## WORK TO BE COMPLETED
Repeat every line exactly, keeping the pictures out of the copy.

═════ MATERIAL FOR THIS TASK

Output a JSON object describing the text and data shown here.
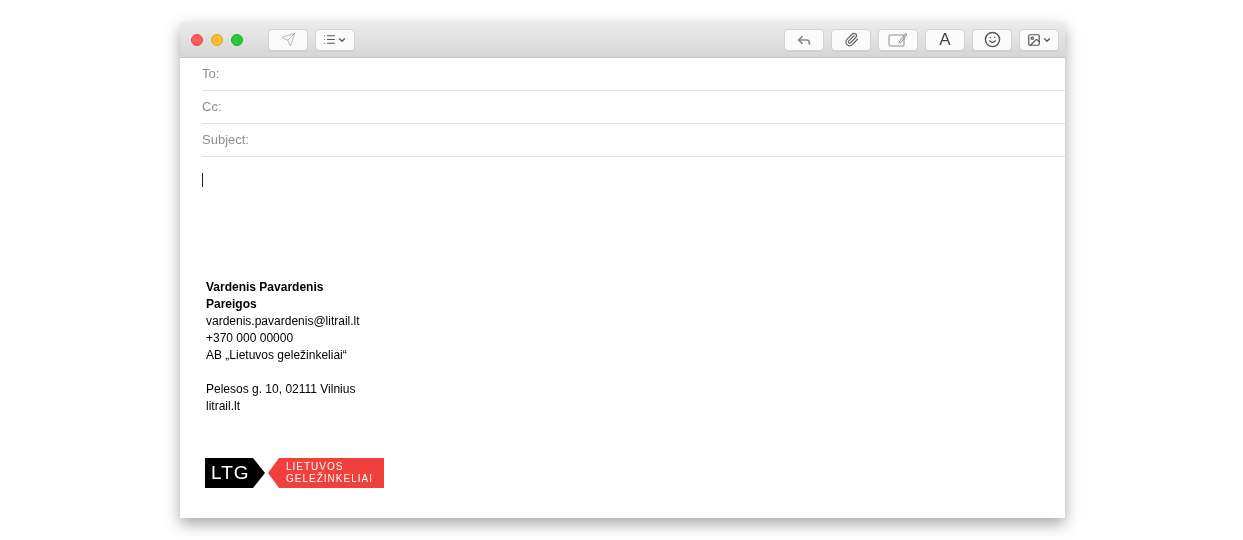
{
  "toolbar": {
    "send": {
      "disabled": true
    },
    "format_button": {
      "label": "A"
    }
  },
  "fields": [
    {
      "label": "To:"
    },
    {
      "label": "Cc:"
    },
    {
      "label": "Subject:"
    }
  ],
  "signature": {
    "blocks": [
      [
        {
          "text": "Vardenis Pavardenis",
          "bold": true
        },
        {
          "text": "Pareigos",
          "bold": true
        },
        {
          "text": "vardenis.pavardenis@litrail.lt",
          "bold": false
        },
        {
          "text": "+370 000 00000",
          "bold": false
        },
        {
          "text": "AB „Lietuvos geležinkeliai“",
          "bold": false
        }
      ],
      [
        {
          "text": "Pelesos g. 10, 02111 Vilnius",
          "bold": false
        },
        {
          "text": "litrail.lt",
          "bold": false
        }
      ]
    ]
  },
  "logo": {
    "mark": "LTG",
    "name_lines": [
      "LIETUVOS",
      "GELEŽINKELIAI"
    ]
  }
}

══════════

## WORKED SOLUTION
Output a JSON object describing the text and data shown here.
{
  "toolbar": {
    "send": {
      "disabled": true
    },
    "format_button": {
      "label": "A"
    }
  },
  "fields": [
    {
      "label": "To:"
    },
    {
      "label": "Cc:"
    },
    {
      "label": "Subject:"
    }
  ],
  "signature": {
    "blocks": [
      [
        {
          "text": "Vardenis Pavardenis",
          "bold": true
        },
        {
          "text": "Pareigos",
          "bold": true
        },
        {
          "text": "vardenis.pavardenis@litrail.lt",
          "bold": false
        },
        {
          "text": "+370 000 00000",
          "bold": false
        },
        {
          "text": "AB „Lietuvos geležinkeliai“",
          "bold": false
        }
      ],
      [
        {
          "text": "Pelesos g. 10, 02111 Vilnius",
          "bold": false
        },
        {
          "text": "litrail.lt",
          "bold": false
        }
      ]
    ]
  },
  "logo": {
    "mark": "LTG",
    "name_lines": [
      "LIETUVOS",
      "GELEŽINKELIAI"
    ]
  }
}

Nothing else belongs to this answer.